**Aim of the task**
Reading down the listing below, count the lines where the word "content" shows up, then give only that count.

**** Input data ****

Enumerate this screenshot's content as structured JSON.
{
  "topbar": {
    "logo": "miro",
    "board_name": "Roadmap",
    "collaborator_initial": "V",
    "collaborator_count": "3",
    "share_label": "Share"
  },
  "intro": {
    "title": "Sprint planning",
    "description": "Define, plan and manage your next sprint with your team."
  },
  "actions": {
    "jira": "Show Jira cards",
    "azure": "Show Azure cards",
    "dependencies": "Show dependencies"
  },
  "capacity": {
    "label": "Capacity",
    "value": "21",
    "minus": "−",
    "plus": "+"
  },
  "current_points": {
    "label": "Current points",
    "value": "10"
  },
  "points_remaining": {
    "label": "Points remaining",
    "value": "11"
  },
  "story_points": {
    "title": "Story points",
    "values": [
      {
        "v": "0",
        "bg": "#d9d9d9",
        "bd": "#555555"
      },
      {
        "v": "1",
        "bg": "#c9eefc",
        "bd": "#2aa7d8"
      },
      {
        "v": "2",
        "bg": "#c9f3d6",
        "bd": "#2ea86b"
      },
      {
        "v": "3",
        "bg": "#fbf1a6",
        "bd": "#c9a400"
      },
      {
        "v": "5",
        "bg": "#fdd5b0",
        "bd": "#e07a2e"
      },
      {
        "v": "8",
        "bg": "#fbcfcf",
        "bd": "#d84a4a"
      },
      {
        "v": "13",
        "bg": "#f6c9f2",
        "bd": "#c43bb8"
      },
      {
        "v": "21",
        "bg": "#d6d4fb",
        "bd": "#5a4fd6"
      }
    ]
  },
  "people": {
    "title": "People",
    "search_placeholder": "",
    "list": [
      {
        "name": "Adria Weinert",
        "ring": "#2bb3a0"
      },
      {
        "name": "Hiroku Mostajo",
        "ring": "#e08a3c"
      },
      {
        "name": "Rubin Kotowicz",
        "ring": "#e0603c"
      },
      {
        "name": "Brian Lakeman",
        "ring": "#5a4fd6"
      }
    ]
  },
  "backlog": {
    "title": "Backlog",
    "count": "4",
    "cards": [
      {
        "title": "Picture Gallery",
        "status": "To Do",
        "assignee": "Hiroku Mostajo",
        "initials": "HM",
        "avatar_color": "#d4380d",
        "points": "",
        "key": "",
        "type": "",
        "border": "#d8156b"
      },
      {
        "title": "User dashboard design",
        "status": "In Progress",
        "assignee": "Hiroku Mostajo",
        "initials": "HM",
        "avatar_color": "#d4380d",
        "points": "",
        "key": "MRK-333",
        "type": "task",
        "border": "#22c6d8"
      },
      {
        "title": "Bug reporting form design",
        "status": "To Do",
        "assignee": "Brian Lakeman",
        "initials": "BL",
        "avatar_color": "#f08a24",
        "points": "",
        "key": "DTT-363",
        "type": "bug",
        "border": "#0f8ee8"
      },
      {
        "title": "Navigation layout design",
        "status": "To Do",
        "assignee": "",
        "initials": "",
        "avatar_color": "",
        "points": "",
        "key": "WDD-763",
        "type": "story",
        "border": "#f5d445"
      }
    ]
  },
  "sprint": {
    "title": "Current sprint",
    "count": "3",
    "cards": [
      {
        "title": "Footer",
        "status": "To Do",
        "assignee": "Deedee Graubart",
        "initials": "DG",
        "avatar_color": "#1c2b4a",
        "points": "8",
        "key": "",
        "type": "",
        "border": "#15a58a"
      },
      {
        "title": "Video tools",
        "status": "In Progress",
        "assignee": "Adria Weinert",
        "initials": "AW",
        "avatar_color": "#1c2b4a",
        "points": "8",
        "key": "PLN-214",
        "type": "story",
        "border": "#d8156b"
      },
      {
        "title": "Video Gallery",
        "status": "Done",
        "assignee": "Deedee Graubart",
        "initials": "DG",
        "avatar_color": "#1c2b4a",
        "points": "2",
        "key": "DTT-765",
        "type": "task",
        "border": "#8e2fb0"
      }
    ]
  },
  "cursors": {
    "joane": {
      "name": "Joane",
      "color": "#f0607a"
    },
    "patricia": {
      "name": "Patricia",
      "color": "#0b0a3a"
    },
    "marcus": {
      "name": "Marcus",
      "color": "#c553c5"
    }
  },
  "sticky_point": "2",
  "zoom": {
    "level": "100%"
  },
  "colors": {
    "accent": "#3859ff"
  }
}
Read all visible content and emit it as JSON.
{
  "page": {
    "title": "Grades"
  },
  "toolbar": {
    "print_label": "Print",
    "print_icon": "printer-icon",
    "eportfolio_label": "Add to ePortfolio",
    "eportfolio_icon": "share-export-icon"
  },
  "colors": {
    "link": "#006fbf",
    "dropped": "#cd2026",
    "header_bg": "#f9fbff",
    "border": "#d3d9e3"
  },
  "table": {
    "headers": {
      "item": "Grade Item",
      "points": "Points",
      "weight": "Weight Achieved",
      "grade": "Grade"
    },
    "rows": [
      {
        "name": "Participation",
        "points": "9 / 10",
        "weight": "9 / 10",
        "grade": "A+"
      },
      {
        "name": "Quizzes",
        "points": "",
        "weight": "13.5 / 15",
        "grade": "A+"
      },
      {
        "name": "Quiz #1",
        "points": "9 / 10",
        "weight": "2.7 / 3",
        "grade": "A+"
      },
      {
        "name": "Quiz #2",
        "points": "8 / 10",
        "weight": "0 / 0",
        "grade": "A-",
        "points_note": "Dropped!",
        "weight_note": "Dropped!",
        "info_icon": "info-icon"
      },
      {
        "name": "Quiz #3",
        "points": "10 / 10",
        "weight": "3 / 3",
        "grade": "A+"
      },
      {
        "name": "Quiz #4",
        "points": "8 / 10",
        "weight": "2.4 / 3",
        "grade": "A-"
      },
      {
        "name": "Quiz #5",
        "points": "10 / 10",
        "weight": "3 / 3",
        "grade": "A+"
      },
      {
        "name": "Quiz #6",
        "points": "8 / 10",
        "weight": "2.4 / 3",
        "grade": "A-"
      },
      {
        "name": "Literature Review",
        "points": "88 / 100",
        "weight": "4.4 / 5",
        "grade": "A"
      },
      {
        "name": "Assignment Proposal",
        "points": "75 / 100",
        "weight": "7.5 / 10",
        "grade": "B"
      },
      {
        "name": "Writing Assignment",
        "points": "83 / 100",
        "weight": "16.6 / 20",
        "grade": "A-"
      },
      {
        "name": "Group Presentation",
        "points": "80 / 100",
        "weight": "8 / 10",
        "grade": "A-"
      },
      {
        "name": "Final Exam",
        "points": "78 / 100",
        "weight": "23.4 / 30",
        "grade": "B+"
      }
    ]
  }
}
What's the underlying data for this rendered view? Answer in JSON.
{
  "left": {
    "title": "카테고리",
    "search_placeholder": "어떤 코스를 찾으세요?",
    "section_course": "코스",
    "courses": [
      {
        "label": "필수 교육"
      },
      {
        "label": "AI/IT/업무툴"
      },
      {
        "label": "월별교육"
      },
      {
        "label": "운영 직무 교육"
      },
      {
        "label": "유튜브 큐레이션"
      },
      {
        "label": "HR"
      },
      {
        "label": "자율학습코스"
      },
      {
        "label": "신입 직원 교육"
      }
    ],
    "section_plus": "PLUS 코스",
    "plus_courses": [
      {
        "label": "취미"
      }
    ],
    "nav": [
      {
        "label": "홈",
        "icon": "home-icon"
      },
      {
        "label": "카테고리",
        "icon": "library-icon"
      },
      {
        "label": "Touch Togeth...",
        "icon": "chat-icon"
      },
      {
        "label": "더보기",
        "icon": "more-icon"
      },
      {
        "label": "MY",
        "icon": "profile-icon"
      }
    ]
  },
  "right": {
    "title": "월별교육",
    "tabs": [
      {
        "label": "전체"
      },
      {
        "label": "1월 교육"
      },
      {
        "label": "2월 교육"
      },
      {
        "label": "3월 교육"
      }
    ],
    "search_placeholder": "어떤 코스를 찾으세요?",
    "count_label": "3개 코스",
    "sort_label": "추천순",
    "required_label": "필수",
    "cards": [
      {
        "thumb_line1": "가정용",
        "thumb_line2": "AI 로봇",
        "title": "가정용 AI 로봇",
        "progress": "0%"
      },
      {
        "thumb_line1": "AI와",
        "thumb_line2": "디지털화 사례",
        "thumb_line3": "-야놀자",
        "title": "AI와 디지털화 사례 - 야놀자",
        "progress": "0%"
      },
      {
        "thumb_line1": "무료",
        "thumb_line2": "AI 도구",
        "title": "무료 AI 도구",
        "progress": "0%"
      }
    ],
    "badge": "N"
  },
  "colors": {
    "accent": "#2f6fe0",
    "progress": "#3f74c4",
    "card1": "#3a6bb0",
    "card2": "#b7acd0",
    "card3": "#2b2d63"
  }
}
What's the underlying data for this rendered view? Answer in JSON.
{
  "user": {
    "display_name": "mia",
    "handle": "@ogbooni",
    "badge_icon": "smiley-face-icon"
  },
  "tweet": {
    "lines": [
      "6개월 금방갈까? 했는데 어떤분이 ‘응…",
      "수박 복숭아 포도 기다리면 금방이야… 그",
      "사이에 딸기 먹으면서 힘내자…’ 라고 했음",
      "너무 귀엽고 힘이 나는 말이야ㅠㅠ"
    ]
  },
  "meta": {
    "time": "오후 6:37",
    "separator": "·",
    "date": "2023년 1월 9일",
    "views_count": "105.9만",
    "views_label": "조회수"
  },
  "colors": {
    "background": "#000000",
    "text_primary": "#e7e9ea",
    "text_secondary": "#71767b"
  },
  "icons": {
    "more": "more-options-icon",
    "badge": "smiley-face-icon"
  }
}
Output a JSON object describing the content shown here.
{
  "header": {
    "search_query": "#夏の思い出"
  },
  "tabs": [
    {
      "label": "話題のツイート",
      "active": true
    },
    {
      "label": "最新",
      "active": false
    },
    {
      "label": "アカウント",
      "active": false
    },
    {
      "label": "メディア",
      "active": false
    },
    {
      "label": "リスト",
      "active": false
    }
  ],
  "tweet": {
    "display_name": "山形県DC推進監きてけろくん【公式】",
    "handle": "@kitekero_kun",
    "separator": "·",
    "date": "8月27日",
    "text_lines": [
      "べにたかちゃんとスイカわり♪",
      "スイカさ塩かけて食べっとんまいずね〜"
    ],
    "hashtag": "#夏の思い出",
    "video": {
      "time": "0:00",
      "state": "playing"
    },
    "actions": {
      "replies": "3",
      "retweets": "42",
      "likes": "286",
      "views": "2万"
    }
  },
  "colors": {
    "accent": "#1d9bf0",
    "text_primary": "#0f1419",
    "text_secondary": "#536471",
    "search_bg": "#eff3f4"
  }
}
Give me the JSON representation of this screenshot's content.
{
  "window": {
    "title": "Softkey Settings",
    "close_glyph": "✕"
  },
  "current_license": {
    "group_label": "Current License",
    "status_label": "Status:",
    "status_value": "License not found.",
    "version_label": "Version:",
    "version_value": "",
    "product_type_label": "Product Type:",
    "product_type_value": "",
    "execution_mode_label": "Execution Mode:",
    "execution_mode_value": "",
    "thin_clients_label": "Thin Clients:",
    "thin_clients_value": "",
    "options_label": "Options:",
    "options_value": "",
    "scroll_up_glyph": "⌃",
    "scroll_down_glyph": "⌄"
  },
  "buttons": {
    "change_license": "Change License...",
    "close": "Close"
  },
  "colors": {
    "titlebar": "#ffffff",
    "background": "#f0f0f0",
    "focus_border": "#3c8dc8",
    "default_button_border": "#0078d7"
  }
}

****

**Exercise result**
4